▶ The exercise:
Each line that contains the word "bikes" counts once; give the total for the records below and nothing else.

## START Data extract

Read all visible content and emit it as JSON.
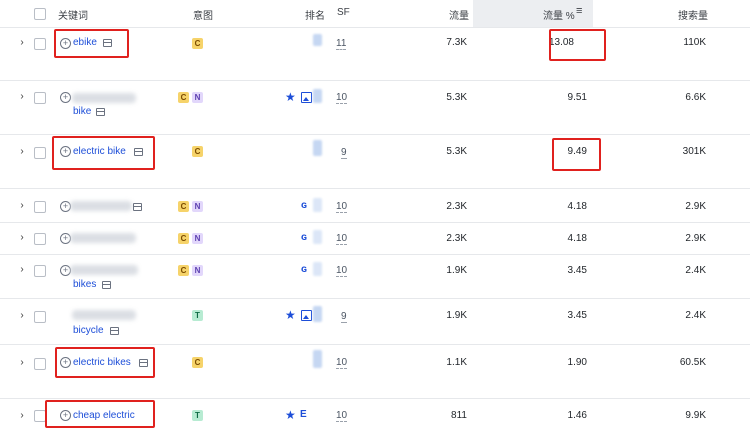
{
  "header": {
    "keyword": "关键词",
    "intent": "意图",
    "position": "排名",
    "sf": "SF",
    "traffic": "流量",
    "traffic_pct": "流量 %",
    "volume": "搜索量"
  },
  "colors": {
    "highlight": "#e0211e",
    "link": "#1d4ed8",
    "sorted_column_bg": "#eceef1"
  },
  "rows": [
    {
      "keyword": "ebike",
      "keyword_line2": "",
      "intents": [
        "C"
      ],
      "sf": "11",
      "traffic": "7.3K",
      "traffic_pct": "13.08",
      "volume": "110K"
    },
    {
      "keyword": "",
      "keyword_line2": "bike",
      "intents": [
        "C",
        "N"
      ],
      "sf": "10",
      "traffic": "5.3K",
      "traffic_pct": "9.51",
      "volume": "6.6K"
    },
    {
      "keyword": "electric bike",
      "keyword_line2": "",
      "intents": [
        "C"
      ],
      "sf": "9",
      "traffic": "5.3K",
      "traffic_pct": "9.49",
      "volume": "301K"
    },
    {
      "keyword": "",
      "keyword_line2": "",
      "intents": [
        "C",
        "N"
      ],
      "sf": "10",
      "traffic": "2.3K",
      "traffic_pct": "4.18",
      "volume": "2.9K"
    },
    {
      "keyword": "",
      "keyword_line2": "",
      "intents": [
        "C",
        "N"
      ],
      "sf": "10",
      "traffic": "2.3K",
      "traffic_pct": "4.18",
      "volume": "2.9K"
    },
    {
      "keyword": "",
      "keyword_line2": "bikes",
      "intents": [
        "C",
        "N"
      ],
      "sf": "10",
      "traffic": "1.9K",
      "traffic_pct": "3.45",
      "volume": "2.4K"
    },
    {
      "keyword": "",
      "keyword_line2": "bicycle",
      "intents": [
        "T"
      ],
      "sf": "9",
      "traffic": "1.9K",
      "traffic_pct": "3.45",
      "volume": "2.4K"
    },
    {
      "keyword": "electric bikes",
      "keyword_line2": "",
      "intents": [
        "C"
      ],
      "sf": "10",
      "traffic": "1.1K",
      "traffic_pct": "1.90",
      "volume": "60.5K"
    },
    {
      "keyword": "cheap electric",
      "keyword_line2": "",
      "intents": [
        "T"
      ],
      "sf": "10",
      "traffic": "811",
      "traffic_pct": "1.46",
      "volume": "9.9K"
    }
  ]
}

## END Data extract

▶ Solution for this exercise:
2